> _INSTRUCTIONS TO FOLLOW_:
Repeat the records below exactly, leaving out any pictures.

> _SUPPLIED DATA_:
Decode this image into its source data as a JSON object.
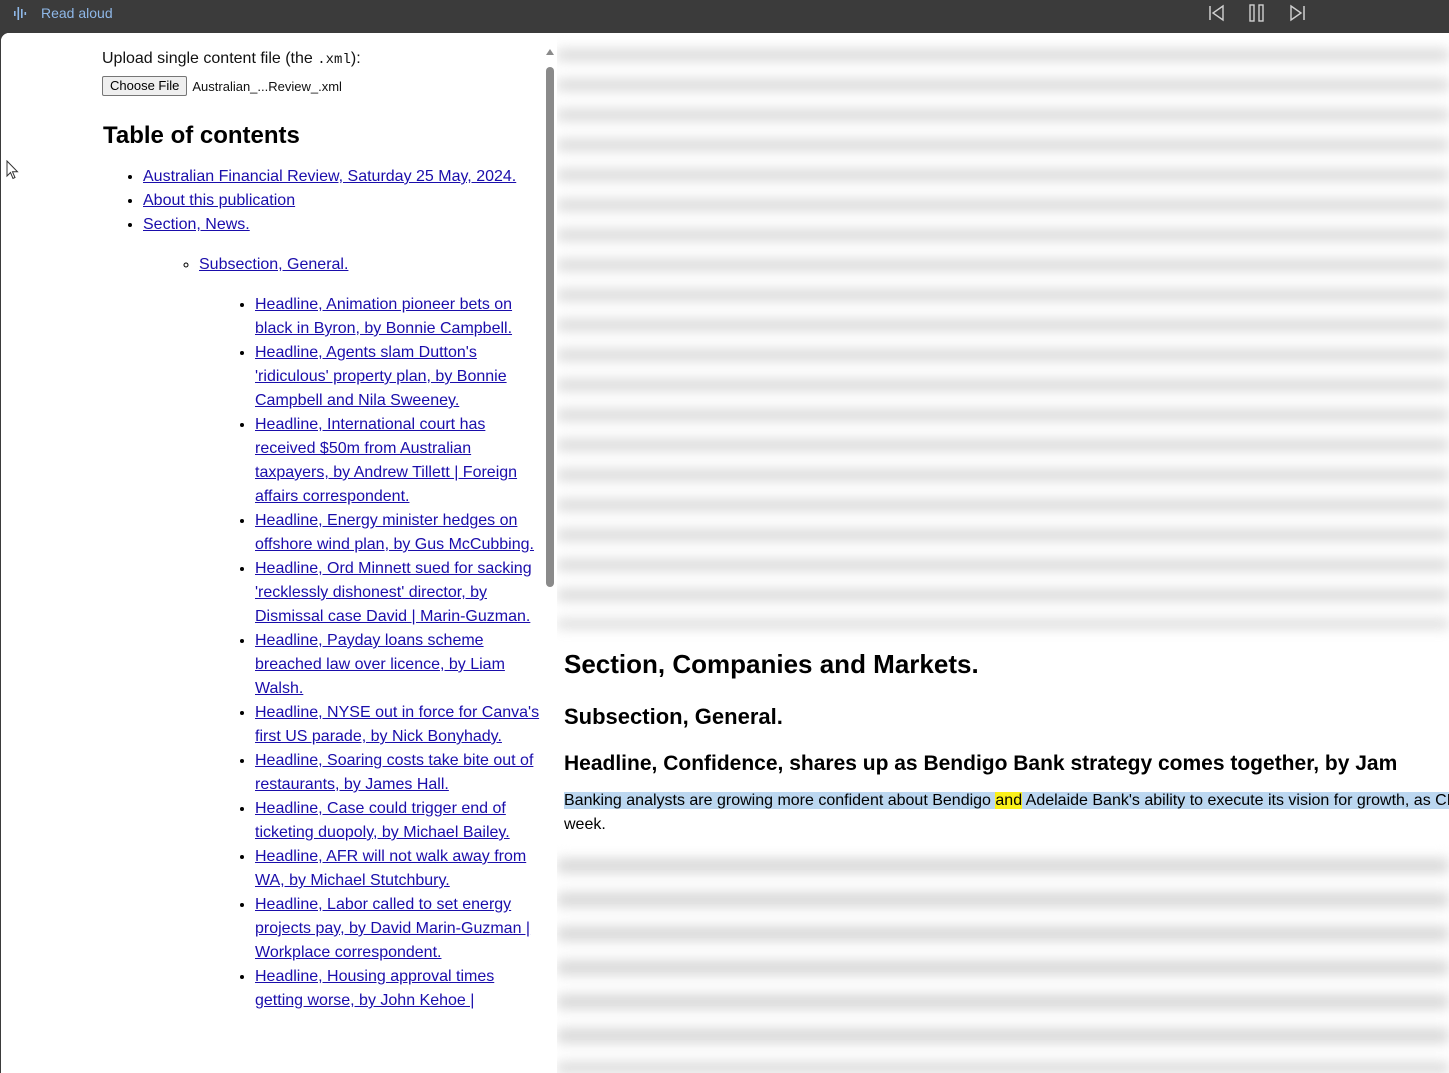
{
  "read_aloud": {
    "label": "Read aloud",
    "controls": [
      "previous-icon",
      "pause-icon",
      "next-icon"
    ]
  },
  "upload": {
    "label_prefix": "Upload single content file (the ",
    "label_code": ".xml",
    "label_suffix": "):",
    "button_label": "Choose File",
    "file_name": "Australian_...Review_.xml"
  },
  "toc": {
    "title": "Table of contents",
    "top_items": [
      "Australian Financial Review, Saturday 25 May, 2024.",
      "About this publication",
      "Section, News."
    ],
    "subsection": "Subsection, General.",
    "headlines": [
      "Headline, Animation pioneer bets on black in Byron, by Bonnie Campbell.",
      "Headline, Agents slam Dutton's 'ridiculous' property plan, by Bonnie Campbell and Nila Sweeney.",
      "Headline, International court has received $50m from Australian taxpayers, by Andrew Tillett | Foreign affairs correspondent.",
      "Headline, Energy minister hedges on offshore wind plan, by Gus McCubbing.",
      "Headline, Ord Minnett sued for sacking 'recklessly dishonest' director, by Dismissal case David | Marin-Guzman.",
      "Headline, Payday loans scheme breached law over licence, by Liam Walsh.",
      "Headline, NYSE out in force for Canva's first US parade, by Nick Bonyhady.",
      "Headline, Soaring costs take bite out of restaurants, by James Hall.",
      "Headline, Case could trigger end of ticketing duopoly, by Michael Bailey.",
      "Headline, AFR will not walk away from WA, by Michael Stutchbury.",
      "Headline, Labor called to set energy projects pay, by David Marin-Guzman | Workplace correspondent.",
      "Headline, Housing approval times getting worse, by John Kehoe |"
    ]
  },
  "article": {
    "section_title": "Section, Companies and Markets.",
    "subsection_title": "Subsection, General.",
    "headline": "Headline, Confidence, shares up as Bendigo Bank strategy comes together, by Jam",
    "para_before": "Banking analysts are growing more confident about Bendigo ",
    "para_word": "and",
    "para_after": " Adelaide Bank's ability to execute its vision for growth, as CE",
    "para_line2": "week."
  }
}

> _RESPONSE_:
Decode this image into its source data as a JSON object.
{
  "read_aloud": {
    "label": "Read aloud",
    "controls": [
      "previous-icon",
      "pause-icon",
      "next-icon"
    ]
  },
  "upload": {
    "label_prefix": "Upload single content file (the ",
    "label_code": ".xml",
    "label_suffix": "):",
    "button_label": "Choose File",
    "file_name": "Australian_...Review_.xml"
  },
  "toc": {
    "title": "Table of contents",
    "top_items": [
      "Australian Financial Review, Saturday 25 May, 2024.",
      "About this publication",
      "Section, News."
    ],
    "subsection": "Subsection, General.",
    "headlines": [
      "Headline, Animation pioneer bets on black in Byron, by Bonnie Campbell.",
      "Headline, Agents slam Dutton's 'ridiculous' property plan, by Bonnie Campbell and Nila Sweeney.",
      "Headline, International court has received $50m from Australian taxpayers, by Andrew Tillett | Foreign affairs correspondent.",
      "Headline, Energy minister hedges on offshore wind plan, by Gus McCubbing.",
      "Headline, Ord Minnett sued for sacking 'recklessly dishonest' director, by Dismissal case David | Marin-Guzman.",
      "Headline, Payday loans scheme breached law over licence, by Liam Walsh.",
      "Headline, NYSE out in force for Canva's first US parade, by Nick Bonyhady.",
      "Headline, Soaring costs take bite out of restaurants, by James Hall.",
      "Headline, Case could trigger end of ticketing duopoly, by Michael Bailey.",
      "Headline, AFR will not walk away from WA, by Michael Stutchbury.",
      "Headline, Labor called to set energy projects pay, by David Marin-Guzman | Workplace correspondent.",
      "Headline, Housing approval times getting worse, by John Kehoe |"
    ]
  },
  "article": {
    "section_title": "Section, Companies and Markets.",
    "subsection_title": "Subsection, General.",
    "headline": "Headline, Confidence, shares up as Bendigo Bank strategy comes together, by Jam",
    "para_before": "Banking analysts are growing more confident about Bendigo ",
    "para_word": "and",
    "para_after": " Adelaide Bank's ability to execute its vision for growth, as CE",
    "para_line2": "week."
  }
}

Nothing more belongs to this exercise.